BRIEF:
Please copy all the lines that follow, word for word.

::::::::

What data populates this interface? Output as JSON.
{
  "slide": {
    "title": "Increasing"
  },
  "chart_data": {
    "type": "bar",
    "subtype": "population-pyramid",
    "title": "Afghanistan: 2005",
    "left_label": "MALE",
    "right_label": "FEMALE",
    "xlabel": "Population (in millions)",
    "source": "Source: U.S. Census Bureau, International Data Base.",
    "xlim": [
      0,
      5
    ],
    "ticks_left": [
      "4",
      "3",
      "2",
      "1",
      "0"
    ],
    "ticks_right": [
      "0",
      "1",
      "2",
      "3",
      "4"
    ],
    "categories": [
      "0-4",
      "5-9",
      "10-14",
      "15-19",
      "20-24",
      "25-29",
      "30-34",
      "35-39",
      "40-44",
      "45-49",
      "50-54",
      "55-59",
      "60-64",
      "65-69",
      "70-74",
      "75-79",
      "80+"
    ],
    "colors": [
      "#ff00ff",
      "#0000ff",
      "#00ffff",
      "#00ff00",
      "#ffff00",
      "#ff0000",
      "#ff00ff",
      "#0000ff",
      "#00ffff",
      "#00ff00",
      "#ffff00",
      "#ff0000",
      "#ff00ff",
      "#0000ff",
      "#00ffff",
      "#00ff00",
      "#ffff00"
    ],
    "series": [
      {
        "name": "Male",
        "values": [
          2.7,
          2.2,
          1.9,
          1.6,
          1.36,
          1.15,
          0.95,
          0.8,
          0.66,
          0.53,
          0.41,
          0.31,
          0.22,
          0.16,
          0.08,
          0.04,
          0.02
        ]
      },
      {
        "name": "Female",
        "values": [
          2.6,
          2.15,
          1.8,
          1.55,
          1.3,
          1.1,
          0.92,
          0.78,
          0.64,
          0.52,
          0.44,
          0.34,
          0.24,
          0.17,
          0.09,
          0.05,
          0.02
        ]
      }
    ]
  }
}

::::::::

FINAL RESULT:
What data populates this interface? Output as JSON.
{
  "slide": {
    "title": "Increasing"
  },
  "chart_data": {
    "type": "bar",
    "subtype": "population-pyramid",
    "title": "Afghanistan: 2005",
    "left_label": "MALE",
    "right_label": "FEMALE",
    "xlabel": "Population (in millions)",
    "source": "Source: U.S. Census Bureau, International Data Base.",
    "xlim": [
      0,
      5
    ],
    "ticks_left": [
      "4",
      "3",
      "2",
      "1",
      "0"
    ],
    "ticks_right": [
      "0",
      "1",
      "2",
      "3",
      "4"
    ],
    "categories": [
      "0-4",
      "5-9",
      "10-14",
      "15-19",
      "20-24",
      "25-29",
      "30-34",
      "35-39",
      "40-44",
      "45-49",
      "50-54",
      "55-59",
      "60-64",
      "65-69",
      "70-74",
      "75-79",
      "80+"
    ],
    "colors": [
      "#ff00ff",
      "#0000ff",
      "#00ffff",
      "#00ff00",
      "#ffff00",
      "#ff0000",
      "#ff00ff",
      "#0000ff",
      "#00ffff",
      "#00ff00",
      "#ffff00",
      "#ff0000",
      "#ff00ff",
      "#0000ff",
      "#00ffff",
      "#00ff00",
      "#ffff00"
    ],
    "series": [
      {
        "name": "Male",
        "values": [
          2.7,
          2.2,
          1.9,
          1.6,
          1.36,
          1.15,
          0.95,
          0.8,
          0.66,
          0.53,
          0.41,
          0.31,
          0.22,
          0.16,
          0.08,
          0.04,
          0.02
        ]
      },
      {
        "name": "Female",
        "values": [
          2.6,
          2.15,
          1.8,
          1.55,
          1.3,
          1.1,
          0.92,
          0.78,
          0.64,
          0.52,
          0.44,
          0.34,
          0.24,
          0.17,
          0.09,
          0.05,
          0.02
        ]
      }
    ]
  }
}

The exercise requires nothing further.